**Goal**:
Below are records. Copy every line with "Öppna" in it.

**Given information**:
## start

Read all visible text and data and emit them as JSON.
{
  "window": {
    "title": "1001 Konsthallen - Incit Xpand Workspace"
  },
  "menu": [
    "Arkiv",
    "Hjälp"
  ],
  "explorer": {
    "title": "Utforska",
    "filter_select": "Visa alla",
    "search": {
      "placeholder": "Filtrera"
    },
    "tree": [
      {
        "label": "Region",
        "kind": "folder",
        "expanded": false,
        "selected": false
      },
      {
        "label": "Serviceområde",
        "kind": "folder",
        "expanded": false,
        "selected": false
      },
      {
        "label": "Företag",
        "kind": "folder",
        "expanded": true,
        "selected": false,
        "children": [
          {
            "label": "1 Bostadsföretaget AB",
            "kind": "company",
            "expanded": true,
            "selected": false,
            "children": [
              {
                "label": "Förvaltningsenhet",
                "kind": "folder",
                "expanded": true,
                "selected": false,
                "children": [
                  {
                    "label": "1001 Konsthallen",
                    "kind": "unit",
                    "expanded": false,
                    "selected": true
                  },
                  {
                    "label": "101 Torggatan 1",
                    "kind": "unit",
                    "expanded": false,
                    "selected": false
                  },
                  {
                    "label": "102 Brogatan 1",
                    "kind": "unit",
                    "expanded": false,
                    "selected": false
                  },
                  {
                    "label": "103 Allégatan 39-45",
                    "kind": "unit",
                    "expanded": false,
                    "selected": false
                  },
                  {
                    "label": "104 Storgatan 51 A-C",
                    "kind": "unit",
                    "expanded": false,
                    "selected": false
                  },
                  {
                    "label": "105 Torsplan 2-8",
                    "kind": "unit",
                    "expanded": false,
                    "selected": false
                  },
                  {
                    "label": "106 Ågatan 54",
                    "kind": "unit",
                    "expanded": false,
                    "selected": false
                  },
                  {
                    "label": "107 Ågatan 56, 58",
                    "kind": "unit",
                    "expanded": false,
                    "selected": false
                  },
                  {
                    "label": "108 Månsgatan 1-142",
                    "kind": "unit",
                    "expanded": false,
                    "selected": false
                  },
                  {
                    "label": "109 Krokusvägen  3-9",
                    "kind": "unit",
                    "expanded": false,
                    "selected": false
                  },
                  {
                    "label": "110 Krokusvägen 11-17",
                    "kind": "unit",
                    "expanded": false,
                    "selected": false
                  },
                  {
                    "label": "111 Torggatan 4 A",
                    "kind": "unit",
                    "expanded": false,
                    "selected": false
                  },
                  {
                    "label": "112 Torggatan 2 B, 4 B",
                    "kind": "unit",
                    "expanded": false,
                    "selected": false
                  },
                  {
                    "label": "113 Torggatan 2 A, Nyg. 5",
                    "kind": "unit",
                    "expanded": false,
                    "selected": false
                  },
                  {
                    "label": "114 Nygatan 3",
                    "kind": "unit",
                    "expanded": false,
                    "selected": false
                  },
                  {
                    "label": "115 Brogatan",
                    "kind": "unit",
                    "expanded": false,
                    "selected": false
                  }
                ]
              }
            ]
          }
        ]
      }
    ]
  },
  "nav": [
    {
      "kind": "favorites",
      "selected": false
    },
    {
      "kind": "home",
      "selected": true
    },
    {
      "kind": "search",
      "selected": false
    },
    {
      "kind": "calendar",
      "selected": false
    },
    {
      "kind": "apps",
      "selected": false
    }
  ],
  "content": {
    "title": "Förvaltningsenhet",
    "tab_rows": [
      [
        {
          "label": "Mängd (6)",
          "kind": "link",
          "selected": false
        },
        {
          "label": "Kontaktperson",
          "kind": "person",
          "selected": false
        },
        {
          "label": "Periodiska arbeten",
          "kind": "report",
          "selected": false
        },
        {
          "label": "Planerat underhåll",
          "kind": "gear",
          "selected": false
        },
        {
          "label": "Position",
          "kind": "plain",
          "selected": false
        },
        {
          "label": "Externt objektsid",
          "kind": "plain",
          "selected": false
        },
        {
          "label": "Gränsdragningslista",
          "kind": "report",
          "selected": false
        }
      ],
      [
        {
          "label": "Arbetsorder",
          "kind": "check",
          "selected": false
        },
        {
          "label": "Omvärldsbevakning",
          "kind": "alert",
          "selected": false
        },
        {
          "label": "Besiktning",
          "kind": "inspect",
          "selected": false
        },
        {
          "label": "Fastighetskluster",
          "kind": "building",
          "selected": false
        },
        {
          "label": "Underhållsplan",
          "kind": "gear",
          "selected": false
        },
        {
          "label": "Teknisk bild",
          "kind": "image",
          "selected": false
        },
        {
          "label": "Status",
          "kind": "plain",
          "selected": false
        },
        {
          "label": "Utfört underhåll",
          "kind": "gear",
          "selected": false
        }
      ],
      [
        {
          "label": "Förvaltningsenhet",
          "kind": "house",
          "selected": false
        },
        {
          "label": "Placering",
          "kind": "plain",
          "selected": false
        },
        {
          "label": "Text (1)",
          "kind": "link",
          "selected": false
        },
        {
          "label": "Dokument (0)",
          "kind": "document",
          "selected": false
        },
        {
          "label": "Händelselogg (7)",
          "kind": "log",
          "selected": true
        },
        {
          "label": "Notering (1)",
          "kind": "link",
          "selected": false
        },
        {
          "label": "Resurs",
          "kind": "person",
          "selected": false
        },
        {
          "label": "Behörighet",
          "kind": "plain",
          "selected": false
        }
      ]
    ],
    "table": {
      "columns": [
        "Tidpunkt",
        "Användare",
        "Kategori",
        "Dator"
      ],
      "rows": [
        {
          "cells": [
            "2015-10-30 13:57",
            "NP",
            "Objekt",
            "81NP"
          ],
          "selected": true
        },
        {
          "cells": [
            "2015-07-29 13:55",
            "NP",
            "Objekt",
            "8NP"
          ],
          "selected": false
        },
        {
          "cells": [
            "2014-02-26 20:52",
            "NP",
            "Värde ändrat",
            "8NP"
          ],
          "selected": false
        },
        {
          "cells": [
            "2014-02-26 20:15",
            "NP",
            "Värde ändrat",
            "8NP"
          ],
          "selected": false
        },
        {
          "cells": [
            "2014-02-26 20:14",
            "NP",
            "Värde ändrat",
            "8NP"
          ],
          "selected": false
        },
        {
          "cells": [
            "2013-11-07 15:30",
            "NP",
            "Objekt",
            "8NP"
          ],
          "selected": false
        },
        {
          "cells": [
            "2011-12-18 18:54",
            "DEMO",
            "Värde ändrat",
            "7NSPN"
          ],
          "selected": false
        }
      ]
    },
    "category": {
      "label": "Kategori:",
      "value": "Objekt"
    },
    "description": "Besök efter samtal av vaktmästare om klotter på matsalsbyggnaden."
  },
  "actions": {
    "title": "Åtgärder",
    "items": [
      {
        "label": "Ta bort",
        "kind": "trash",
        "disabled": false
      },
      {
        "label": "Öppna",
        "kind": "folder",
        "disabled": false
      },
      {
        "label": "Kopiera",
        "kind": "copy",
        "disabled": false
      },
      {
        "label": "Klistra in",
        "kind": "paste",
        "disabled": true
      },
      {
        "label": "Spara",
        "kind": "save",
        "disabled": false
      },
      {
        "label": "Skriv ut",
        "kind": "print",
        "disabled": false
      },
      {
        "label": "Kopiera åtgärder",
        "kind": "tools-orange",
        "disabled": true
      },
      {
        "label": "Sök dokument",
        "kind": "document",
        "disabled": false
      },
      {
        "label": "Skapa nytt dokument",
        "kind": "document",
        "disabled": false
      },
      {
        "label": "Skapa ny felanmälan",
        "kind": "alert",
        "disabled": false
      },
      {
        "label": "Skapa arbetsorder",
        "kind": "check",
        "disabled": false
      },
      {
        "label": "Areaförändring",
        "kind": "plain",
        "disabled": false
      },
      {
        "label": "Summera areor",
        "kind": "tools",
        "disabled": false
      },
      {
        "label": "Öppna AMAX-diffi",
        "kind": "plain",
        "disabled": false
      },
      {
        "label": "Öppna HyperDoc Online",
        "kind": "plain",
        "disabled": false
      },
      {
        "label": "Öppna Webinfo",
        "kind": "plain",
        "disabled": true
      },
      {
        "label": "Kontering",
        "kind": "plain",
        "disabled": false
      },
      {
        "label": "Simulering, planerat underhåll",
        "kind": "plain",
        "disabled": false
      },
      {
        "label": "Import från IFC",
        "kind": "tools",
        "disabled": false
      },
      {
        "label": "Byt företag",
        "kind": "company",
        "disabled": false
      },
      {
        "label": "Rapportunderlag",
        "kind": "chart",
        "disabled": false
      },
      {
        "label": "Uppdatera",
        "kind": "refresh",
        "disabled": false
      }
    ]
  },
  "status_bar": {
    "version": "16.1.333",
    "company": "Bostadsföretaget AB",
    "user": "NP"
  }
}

## end

**Final answer**:
        "label": "Öppna",
        "label": "Öppna AMAX-diffi",
        "label": "Öppna HyperDoc Online",
        "label": "Öppna Webinfo",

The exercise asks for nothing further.